(Records for the task):
>> START

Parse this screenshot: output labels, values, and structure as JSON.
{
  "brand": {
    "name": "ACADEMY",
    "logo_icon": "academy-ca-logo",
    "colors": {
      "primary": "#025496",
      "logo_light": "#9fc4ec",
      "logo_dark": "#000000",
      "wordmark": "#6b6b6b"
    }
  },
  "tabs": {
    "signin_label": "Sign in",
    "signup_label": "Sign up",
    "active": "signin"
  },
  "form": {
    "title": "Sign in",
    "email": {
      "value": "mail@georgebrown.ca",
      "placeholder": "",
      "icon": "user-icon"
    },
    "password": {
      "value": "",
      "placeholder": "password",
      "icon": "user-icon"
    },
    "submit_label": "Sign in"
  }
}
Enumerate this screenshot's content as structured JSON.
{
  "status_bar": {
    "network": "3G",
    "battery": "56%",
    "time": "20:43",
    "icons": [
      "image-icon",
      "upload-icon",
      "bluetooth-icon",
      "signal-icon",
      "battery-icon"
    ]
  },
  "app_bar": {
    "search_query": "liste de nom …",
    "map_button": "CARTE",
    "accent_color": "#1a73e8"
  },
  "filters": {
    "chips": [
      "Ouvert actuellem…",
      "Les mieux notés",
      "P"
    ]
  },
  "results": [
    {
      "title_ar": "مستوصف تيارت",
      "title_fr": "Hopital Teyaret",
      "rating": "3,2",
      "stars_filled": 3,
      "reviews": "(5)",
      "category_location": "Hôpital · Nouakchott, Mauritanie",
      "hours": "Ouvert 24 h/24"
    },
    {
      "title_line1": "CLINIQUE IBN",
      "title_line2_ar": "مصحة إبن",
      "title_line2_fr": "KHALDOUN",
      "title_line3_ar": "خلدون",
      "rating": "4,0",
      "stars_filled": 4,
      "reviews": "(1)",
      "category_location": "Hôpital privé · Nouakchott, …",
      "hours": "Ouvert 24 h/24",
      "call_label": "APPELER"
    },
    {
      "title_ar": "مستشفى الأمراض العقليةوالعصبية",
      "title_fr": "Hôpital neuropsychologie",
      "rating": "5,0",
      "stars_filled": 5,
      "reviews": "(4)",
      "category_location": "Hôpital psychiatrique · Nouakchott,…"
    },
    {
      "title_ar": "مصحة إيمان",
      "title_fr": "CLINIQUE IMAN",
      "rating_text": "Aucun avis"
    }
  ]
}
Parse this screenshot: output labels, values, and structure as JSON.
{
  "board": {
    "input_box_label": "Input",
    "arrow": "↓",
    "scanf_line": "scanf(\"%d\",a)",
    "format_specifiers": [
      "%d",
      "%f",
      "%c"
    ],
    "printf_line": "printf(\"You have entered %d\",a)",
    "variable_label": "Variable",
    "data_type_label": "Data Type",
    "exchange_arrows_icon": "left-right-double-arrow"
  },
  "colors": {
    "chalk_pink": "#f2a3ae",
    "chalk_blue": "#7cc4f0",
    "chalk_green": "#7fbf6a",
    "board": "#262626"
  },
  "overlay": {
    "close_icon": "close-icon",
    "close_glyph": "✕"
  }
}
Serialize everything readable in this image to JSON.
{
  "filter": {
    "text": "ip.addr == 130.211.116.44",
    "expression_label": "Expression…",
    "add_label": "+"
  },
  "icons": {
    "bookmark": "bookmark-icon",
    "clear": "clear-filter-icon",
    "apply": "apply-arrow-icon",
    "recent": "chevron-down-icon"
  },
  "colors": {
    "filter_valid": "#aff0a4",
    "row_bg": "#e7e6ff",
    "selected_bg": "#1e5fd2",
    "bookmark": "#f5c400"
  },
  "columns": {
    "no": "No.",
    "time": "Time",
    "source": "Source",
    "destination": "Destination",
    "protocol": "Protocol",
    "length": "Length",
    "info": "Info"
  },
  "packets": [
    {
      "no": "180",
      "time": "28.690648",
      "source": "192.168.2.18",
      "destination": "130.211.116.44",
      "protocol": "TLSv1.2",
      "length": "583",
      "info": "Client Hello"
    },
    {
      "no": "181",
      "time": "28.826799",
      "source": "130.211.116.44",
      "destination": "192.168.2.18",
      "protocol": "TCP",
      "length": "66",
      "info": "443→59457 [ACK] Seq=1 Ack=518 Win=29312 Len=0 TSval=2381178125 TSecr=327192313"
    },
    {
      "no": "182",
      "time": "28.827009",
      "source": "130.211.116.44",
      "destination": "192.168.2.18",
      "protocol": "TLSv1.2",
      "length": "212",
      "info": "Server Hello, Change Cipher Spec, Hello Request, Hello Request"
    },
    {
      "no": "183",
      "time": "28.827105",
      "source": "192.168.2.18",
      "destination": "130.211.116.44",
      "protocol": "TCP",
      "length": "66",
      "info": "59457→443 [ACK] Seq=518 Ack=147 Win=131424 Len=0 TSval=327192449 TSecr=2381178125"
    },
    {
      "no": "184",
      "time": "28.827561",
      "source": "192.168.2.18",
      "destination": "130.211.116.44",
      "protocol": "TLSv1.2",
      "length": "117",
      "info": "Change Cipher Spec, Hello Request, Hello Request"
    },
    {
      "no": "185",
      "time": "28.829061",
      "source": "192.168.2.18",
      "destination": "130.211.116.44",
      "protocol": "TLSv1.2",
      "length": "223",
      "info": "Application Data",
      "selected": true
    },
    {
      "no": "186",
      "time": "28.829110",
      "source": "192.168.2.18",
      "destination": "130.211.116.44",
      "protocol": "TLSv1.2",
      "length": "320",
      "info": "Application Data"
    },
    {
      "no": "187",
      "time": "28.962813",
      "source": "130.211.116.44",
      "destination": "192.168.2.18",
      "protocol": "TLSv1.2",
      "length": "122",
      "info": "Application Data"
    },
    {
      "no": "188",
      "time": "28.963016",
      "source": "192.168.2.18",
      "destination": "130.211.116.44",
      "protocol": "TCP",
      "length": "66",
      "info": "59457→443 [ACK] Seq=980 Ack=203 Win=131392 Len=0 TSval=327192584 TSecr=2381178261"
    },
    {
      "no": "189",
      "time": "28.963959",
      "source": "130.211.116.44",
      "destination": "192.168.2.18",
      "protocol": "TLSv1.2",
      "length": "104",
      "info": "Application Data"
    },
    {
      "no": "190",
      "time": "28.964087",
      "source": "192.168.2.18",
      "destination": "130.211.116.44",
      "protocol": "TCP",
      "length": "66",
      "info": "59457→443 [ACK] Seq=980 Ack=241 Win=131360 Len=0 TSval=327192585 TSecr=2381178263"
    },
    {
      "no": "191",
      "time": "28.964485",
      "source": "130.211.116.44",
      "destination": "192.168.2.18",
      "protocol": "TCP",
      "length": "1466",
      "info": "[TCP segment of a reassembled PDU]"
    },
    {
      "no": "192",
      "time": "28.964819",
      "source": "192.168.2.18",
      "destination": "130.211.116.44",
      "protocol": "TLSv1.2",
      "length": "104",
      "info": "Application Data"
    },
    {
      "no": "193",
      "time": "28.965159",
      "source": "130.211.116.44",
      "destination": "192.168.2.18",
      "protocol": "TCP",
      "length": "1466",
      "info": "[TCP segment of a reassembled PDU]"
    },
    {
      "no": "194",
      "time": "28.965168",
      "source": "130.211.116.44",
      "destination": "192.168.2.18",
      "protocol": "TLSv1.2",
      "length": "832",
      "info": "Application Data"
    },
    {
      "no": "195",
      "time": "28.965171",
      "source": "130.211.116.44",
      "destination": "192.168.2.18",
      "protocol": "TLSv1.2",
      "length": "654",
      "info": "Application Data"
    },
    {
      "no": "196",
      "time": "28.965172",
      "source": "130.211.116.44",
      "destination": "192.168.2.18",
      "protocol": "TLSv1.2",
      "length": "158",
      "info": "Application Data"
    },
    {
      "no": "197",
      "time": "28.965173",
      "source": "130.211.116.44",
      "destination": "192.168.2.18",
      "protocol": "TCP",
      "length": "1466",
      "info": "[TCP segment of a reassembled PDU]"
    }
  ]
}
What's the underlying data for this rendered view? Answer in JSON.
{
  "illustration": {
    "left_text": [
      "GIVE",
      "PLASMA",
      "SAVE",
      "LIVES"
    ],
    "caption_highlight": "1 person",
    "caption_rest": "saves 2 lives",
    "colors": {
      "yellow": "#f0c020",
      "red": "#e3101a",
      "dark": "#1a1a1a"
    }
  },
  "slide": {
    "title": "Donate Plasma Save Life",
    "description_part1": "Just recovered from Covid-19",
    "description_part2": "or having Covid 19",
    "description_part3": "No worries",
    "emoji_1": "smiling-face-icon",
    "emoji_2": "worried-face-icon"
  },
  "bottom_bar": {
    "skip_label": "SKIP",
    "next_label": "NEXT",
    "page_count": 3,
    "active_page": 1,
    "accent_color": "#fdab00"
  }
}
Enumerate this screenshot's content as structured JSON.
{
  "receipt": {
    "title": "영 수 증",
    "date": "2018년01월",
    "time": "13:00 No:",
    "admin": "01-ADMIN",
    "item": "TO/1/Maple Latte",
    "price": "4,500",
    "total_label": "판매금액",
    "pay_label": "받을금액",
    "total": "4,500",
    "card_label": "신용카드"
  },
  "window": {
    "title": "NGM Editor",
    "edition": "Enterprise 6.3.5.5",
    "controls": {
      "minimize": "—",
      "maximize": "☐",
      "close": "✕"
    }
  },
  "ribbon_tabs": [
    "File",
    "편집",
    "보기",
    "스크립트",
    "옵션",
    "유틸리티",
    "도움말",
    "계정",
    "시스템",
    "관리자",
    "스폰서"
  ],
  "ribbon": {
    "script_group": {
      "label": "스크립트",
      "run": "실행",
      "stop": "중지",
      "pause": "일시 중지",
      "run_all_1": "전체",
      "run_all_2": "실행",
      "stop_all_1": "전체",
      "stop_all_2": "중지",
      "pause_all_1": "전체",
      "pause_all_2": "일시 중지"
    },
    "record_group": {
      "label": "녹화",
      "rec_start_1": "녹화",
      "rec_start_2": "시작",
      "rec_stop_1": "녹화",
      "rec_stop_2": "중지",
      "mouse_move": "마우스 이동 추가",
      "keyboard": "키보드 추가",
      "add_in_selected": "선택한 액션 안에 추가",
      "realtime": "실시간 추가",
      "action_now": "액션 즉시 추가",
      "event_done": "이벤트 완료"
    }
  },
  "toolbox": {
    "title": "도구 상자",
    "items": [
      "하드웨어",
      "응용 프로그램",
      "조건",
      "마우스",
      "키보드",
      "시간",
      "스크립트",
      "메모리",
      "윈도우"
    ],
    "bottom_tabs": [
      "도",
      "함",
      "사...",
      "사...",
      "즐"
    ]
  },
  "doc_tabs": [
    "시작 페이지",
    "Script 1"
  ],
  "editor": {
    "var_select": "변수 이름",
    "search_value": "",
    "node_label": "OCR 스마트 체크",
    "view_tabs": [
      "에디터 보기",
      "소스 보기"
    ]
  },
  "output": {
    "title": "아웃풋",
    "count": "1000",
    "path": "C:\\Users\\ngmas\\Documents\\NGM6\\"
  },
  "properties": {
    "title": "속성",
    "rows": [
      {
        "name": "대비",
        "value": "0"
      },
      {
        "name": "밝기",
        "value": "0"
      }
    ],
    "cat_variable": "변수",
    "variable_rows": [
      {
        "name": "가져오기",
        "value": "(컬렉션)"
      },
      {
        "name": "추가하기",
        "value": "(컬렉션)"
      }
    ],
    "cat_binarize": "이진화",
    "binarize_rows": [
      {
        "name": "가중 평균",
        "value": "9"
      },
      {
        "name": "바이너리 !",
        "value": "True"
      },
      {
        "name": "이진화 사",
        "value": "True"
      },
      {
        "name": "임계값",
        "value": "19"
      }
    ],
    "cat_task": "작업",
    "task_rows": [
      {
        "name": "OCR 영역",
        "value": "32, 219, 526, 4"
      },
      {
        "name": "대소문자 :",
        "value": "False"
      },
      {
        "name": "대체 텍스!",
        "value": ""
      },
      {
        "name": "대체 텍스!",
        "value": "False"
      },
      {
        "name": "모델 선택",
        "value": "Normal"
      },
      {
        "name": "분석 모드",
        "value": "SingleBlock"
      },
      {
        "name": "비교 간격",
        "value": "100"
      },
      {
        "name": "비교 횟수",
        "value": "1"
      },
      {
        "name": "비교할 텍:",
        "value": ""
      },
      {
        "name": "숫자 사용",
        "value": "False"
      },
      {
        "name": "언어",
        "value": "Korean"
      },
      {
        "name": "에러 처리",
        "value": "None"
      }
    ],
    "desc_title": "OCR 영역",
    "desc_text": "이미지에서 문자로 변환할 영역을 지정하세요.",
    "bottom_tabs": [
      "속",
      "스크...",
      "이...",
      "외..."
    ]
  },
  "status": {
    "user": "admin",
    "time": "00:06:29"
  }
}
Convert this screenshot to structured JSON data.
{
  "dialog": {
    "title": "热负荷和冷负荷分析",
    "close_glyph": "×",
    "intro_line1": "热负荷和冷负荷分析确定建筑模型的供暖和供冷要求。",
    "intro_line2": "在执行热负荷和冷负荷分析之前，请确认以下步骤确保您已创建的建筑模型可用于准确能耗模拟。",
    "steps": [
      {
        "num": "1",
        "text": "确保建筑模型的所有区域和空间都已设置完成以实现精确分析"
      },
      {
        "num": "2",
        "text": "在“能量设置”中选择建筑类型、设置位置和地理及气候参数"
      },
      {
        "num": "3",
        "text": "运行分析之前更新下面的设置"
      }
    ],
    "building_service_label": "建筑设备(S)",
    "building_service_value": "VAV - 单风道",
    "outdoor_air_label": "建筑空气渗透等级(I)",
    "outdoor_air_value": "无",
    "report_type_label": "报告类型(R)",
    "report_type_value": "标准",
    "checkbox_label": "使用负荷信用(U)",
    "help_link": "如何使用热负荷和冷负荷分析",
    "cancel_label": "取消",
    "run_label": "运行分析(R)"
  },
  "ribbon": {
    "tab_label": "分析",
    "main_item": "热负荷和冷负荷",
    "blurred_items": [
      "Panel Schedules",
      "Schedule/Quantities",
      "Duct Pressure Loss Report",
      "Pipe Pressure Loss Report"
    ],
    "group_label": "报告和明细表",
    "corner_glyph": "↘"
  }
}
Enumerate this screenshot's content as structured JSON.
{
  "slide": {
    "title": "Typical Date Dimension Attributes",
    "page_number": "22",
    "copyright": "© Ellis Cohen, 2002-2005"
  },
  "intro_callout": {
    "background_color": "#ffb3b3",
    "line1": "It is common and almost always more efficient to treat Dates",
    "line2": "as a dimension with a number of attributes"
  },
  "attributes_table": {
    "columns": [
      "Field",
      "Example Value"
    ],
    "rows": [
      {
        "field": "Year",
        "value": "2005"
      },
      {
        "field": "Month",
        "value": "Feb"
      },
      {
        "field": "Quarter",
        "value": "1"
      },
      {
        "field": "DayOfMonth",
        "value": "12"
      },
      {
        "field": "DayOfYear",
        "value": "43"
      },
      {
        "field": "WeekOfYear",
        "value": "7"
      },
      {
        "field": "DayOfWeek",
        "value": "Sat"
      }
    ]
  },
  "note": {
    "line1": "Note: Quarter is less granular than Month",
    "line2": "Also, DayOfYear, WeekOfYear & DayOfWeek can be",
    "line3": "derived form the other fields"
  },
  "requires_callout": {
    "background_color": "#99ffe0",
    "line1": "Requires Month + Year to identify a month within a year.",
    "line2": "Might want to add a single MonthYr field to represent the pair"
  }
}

>> END

(What the exercise asks): List each line of the entries that holds the string "Cipher".

(Exercise answer):
      "info": "Server Hello, Change Cipher Spec, Hello Request, Hello Request"
      "info": "Change Cipher Spec, Hello Request, Hello Request"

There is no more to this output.